*The task*
Pick out every line that holds the string "label" and copy it.

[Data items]
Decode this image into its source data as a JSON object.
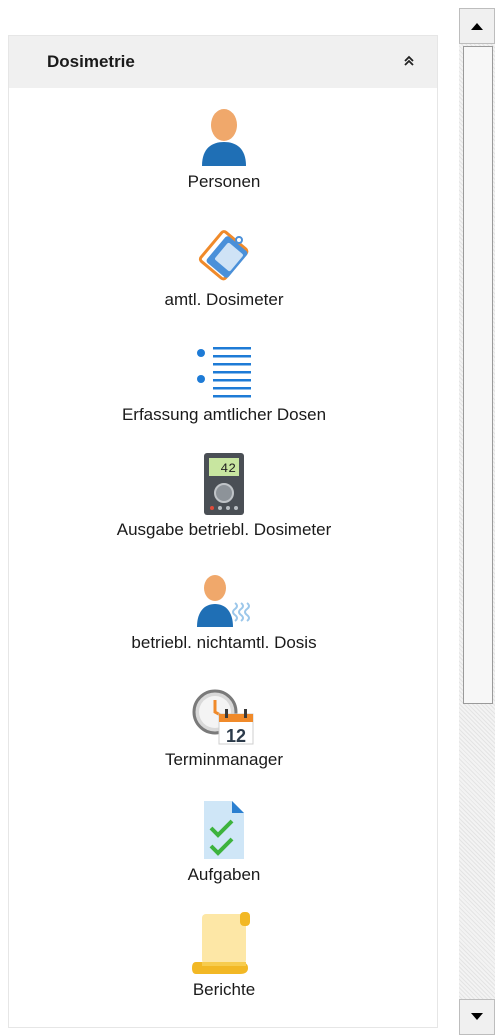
{
  "panel": {
    "title": "Dosimetrie",
    "collapse_icon": "double-chevron-up-icon"
  },
  "items": [
    {
      "label": "Personen",
      "icon": "person-icon"
    },
    {
      "label": "amtl. Dosimeter",
      "icon": "tag-icon"
    },
    {
      "label": "Erfassung amtlicher Dosen",
      "icon": "list-icon"
    },
    {
      "label": "Ausgabe betriebl. Dosimeter",
      "icon": "dosimeter-device-icon",
      "device_reading": "42"
    },
    {
      "label": "betriebl. nichtamtl. Dosis",
      "icon": "person-radiation-icon"
    },
    {
      "label": "Terminmanager",
      "icon": "clock-calendar-icon",
      "calendar_day": "12"
    },
    {
      "label": "Aufgaben",
      "icon": "checklist-document-icon"
    },
    {
      "label": "Berichte",
      "icon": "scroll-icon"
    }
  ],
  "scrollbar": {
    "up_icon": "scroll-up-arrow-icon",
    "down_icon": "scroll-down-arrow-icon"
  }
}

*Solution to this problem*
      "label": "Personen",
      "label": "amtl. Dosimeter",
      "label": "Erfassung amtlicher Dosen",
      "label": "Ausgabe betriebl. Dosimeter",
      "label": "betriebl. nichtamtl. Dosis",
      "label": "Terminmanager",
      "label": "Aufgaben",
      "label": "Berichte",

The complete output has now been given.